====== Task data

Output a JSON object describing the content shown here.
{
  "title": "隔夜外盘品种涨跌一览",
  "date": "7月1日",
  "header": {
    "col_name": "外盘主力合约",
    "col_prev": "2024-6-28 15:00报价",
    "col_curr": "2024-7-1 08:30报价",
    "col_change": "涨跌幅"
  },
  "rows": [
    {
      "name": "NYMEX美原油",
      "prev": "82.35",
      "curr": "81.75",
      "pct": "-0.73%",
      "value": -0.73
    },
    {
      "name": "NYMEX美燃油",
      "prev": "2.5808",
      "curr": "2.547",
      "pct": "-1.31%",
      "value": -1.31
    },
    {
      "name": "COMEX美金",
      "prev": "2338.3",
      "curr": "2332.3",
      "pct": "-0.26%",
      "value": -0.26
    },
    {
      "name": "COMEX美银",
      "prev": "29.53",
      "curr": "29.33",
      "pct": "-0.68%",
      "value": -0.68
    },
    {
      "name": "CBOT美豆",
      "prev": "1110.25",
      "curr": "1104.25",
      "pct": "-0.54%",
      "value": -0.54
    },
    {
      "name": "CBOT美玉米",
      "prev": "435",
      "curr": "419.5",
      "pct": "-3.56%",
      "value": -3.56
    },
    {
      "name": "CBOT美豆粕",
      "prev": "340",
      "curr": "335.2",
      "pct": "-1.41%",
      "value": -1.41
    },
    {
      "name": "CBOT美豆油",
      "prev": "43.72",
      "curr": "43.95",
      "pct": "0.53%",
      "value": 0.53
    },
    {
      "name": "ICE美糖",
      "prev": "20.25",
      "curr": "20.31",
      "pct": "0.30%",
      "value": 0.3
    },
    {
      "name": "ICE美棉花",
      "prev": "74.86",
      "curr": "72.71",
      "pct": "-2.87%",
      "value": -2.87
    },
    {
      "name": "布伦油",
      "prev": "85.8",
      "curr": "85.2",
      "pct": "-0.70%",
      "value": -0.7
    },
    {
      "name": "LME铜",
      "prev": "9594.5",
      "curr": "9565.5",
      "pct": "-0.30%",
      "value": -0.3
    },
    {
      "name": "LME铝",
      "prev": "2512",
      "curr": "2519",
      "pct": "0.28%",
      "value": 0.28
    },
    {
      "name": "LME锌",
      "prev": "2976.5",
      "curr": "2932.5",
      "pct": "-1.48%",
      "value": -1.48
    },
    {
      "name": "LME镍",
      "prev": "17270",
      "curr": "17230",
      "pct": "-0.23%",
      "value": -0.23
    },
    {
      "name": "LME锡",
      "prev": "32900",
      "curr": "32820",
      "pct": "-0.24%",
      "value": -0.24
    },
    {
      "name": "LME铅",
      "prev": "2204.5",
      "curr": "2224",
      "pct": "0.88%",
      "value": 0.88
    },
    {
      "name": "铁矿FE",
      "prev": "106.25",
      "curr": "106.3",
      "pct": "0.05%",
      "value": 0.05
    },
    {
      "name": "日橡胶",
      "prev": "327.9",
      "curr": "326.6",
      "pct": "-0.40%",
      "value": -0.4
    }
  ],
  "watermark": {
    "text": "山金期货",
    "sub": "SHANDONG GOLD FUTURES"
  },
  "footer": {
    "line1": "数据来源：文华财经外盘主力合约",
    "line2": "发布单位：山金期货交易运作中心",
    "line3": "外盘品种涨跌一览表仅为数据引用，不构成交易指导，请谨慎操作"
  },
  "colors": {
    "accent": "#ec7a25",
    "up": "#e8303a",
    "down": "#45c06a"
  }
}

============

▶ [Aim of the exercise]:
Repeat every entry exactly as written above.

▶ [Task solution]:
Output a JSON object describing the content shown here.
{
  "title": "隔夜外盘品种涨跌一览",
  "date": "7月1日",
  "header": {
    "col_name": "外盘主力合约",
    "col_prev": "2024-6-28 15:00报价",
    "col_curr": "2024-7-1 08:30报价",
    "col_change": "涨跌幅"
  },
  "rows": [
    {
      "name": "NYMEX美原油",
      "prev": "82.35",
      "curr": "81.75",
      "pct": "-0.73%",
      "value": -0.73
    },
    {
      "name": "NYMEX美燃油",
      "prev": "2.5808",
      "curr": "2.547",
      "pct": "-1.31%",
      "value": -1.31
    },
    {
      "name": "COMEX美金",
      "prev": "2338.3",
      "curr": "2332.3",
      "pct": "-0.26%",
      "value": -0.26
    },
    {
      "name": "COMEX美银",
      "prev": "29.53",
      "curr": "29.33",
      "pct": "-0.68%",
      "value": -0.68
    },
    {
      "name": "CBOT美豆",
      "prev": "1110.25",
      "curr": "1104.25",
      "pct": "-0.54%",
      "value": -0.54
    },
    {
      "name": "CBOT美玉米",
      "prev": "435",
      "curr": "419.5",
      "pct": "-3.56%",
      "value": -3.56
    },
    {
      "name": "CBOT美豆粕",
      "prev": "340",
      "curr": "335.2",
      "pct": "-1.41%",
      "value": -1.41
    },
    {
      "name": "CBOT美豆油",
      "prev": "43.72",
      "curr": "43.95",
      "pct": "0.53%",
      "value": 0.53
    },
    {
      "name": "ICE美糖",
      "prev": "20.25",
      "curr": "20.31",
      "pct": "0.30%",
      "value": 0.3
    },
    {
      "name": "ICE美棉花",
      "prev": "74.86",
      "curr": "72.71",
      "pct": "-2.87%",
      "value": -2.87
    },
    {
      "name": "布伦油",
      "prev": "85.8",
      "curr": "85.2",
      "pct": "-0.70%",
      "value": -0.7
    },
    {
      "name": "LME铜",
      "prev": "9594.5",
      "curr": "9565.5",
      "pct": "-0.30%",
      "value": -0.3
    },
    {
      "name": "LME铝",
      "prev": "2512",
      "curr": "2519",
      "pct": "0.28%",
      "value": 0.28
    },
    {
      "name": "LME锌",
      "prev": "2976.5",
      "curr": "2932.5",
      "pct": "-1.48%",
      "value": -1.48
    },
    {
      "name": "LME镍",
      "prev": "17270",
      "curr": "17230",
      "pct": "-0.23%",
      "value": -0.23
    },
    {
      "name": "LME锡",
      "prev": "32900",
      "curr": "32820",
      "pct": "-0.24%",
      "value": -0.24
    },
    {
      "name": "LME铅",
      "prev": "2204.5",
      "curr": "2224",
      "pct": "0.88%",
      "value": 0.88
    },
    {
      "name": "铁矿FE",
      "prev": "106.25",
      "curr": "106.3",
      "pct": "0.05%",
      "value": 0.05
    },
    {
      "name": "日橡胶",
      "prev": "327.9",
      "curr": "326.6",
      "pct": "-0.40%",
      "value": -0.4
    }
  ],
  "watermark": {
    "text": "山金期货",
    "sub": "SHANDONG GOLD FUTURES"
  },
  "footer": {
    "line1": "数据来源：文华财经外盘主力合约",
    "line2": "发布单位：山金期货交易运作中心",
    "line3": "外盘品种涨跌一览表仅为数据引用，不构成交易指导，请谨慎操作"
  },
  "colors": {
    "accent": "#ec7a25",
    "up": "#e8303a",
    "down": "#45c06a"
  }
}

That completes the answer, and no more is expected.